Report all lines holding "image".

————

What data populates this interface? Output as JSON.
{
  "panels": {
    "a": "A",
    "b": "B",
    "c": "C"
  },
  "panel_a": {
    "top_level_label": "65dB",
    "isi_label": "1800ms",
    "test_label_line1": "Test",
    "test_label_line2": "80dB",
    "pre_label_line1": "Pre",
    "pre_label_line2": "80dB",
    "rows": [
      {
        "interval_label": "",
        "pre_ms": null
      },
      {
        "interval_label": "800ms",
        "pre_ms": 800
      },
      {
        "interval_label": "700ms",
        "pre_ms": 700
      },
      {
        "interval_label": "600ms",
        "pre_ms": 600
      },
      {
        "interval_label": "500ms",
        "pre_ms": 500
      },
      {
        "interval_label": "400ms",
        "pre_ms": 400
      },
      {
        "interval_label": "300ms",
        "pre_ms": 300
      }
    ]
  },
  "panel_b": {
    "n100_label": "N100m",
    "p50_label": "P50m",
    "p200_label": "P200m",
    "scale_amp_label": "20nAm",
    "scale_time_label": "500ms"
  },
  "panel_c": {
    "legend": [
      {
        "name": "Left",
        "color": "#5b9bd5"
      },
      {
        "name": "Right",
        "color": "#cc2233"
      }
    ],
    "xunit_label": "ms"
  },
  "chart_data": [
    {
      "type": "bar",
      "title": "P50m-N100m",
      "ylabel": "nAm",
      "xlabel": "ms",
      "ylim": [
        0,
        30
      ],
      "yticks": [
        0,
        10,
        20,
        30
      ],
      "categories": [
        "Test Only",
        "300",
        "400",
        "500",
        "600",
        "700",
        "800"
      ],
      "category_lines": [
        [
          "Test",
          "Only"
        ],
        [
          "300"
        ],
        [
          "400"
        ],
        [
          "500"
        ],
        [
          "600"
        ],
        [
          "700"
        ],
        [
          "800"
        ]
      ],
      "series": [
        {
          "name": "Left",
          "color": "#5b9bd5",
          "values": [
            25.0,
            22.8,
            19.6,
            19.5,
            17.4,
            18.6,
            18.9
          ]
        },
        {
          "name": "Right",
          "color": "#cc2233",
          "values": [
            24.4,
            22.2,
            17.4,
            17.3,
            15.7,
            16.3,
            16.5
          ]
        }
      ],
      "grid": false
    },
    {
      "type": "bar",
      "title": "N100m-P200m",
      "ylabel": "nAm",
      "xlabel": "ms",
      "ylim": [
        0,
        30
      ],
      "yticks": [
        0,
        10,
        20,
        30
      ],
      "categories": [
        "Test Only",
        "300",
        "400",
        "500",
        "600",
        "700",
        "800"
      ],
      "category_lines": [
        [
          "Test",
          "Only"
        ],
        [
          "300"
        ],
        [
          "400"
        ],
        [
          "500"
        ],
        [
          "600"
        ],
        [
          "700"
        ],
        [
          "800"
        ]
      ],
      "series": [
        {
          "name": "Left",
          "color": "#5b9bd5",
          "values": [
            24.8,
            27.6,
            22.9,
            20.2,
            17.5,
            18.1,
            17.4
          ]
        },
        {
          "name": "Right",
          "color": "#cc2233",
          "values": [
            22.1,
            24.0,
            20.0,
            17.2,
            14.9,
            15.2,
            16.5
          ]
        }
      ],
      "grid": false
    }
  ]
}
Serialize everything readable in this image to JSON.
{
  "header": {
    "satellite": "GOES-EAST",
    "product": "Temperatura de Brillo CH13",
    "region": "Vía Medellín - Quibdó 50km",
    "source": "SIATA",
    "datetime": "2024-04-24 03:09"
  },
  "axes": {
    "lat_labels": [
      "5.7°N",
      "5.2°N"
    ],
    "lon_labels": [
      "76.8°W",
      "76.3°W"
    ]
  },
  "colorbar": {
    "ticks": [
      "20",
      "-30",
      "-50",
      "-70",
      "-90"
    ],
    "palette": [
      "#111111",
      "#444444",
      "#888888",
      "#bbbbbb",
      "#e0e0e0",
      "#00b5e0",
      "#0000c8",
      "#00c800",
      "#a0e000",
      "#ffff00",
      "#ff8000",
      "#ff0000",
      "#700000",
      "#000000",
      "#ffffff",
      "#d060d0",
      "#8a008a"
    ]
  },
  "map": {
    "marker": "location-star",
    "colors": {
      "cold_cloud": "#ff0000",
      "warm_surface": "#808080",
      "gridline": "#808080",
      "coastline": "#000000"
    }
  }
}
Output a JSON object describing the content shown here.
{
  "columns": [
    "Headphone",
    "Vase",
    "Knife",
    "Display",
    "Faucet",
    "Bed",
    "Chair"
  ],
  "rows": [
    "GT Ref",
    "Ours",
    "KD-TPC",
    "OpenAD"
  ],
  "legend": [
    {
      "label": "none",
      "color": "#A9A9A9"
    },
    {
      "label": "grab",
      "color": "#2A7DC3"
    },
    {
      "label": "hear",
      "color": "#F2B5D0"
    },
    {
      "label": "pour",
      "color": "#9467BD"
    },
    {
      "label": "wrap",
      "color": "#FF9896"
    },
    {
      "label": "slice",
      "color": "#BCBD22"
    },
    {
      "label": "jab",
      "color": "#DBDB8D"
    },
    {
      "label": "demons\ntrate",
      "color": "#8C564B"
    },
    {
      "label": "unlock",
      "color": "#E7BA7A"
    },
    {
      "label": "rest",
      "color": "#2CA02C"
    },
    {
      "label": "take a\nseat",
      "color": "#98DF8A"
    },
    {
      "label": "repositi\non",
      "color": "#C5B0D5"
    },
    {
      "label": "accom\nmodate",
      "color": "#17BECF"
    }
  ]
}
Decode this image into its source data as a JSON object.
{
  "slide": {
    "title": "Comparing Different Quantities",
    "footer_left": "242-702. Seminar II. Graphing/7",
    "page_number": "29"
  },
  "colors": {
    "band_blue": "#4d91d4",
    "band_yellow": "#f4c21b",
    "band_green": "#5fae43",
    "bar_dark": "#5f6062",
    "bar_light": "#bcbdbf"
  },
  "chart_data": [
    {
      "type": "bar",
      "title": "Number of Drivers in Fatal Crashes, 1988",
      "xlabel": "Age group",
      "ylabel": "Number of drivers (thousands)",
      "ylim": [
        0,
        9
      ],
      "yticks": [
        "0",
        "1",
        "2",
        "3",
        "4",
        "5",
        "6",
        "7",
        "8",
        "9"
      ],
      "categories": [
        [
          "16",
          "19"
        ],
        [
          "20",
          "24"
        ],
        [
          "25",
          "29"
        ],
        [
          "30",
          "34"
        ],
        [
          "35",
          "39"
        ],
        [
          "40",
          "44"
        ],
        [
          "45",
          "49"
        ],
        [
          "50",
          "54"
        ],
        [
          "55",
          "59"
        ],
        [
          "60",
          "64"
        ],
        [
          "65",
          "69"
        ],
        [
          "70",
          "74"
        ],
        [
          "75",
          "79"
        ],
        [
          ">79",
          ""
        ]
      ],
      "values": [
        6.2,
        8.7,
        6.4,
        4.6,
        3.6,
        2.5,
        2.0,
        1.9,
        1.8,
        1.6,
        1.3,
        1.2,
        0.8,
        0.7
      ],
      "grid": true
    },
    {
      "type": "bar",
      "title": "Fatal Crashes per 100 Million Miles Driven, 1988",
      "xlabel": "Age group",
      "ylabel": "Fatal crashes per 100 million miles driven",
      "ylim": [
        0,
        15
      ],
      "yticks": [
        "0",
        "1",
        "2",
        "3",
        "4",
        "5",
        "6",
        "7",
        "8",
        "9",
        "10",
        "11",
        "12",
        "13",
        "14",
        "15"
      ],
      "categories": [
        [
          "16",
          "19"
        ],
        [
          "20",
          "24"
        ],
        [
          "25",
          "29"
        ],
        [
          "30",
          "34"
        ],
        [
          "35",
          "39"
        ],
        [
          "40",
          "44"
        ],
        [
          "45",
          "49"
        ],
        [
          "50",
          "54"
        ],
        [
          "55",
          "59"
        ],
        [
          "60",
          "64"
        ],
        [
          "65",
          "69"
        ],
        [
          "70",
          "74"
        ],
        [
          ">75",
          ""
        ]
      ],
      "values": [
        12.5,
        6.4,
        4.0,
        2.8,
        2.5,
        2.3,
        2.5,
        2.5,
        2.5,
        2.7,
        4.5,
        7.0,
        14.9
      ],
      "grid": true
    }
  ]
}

————

[EXERCISE SOLUTION]:
Serialize everything readable in this image to JSON.
Decode this image into its source data as a JSON object.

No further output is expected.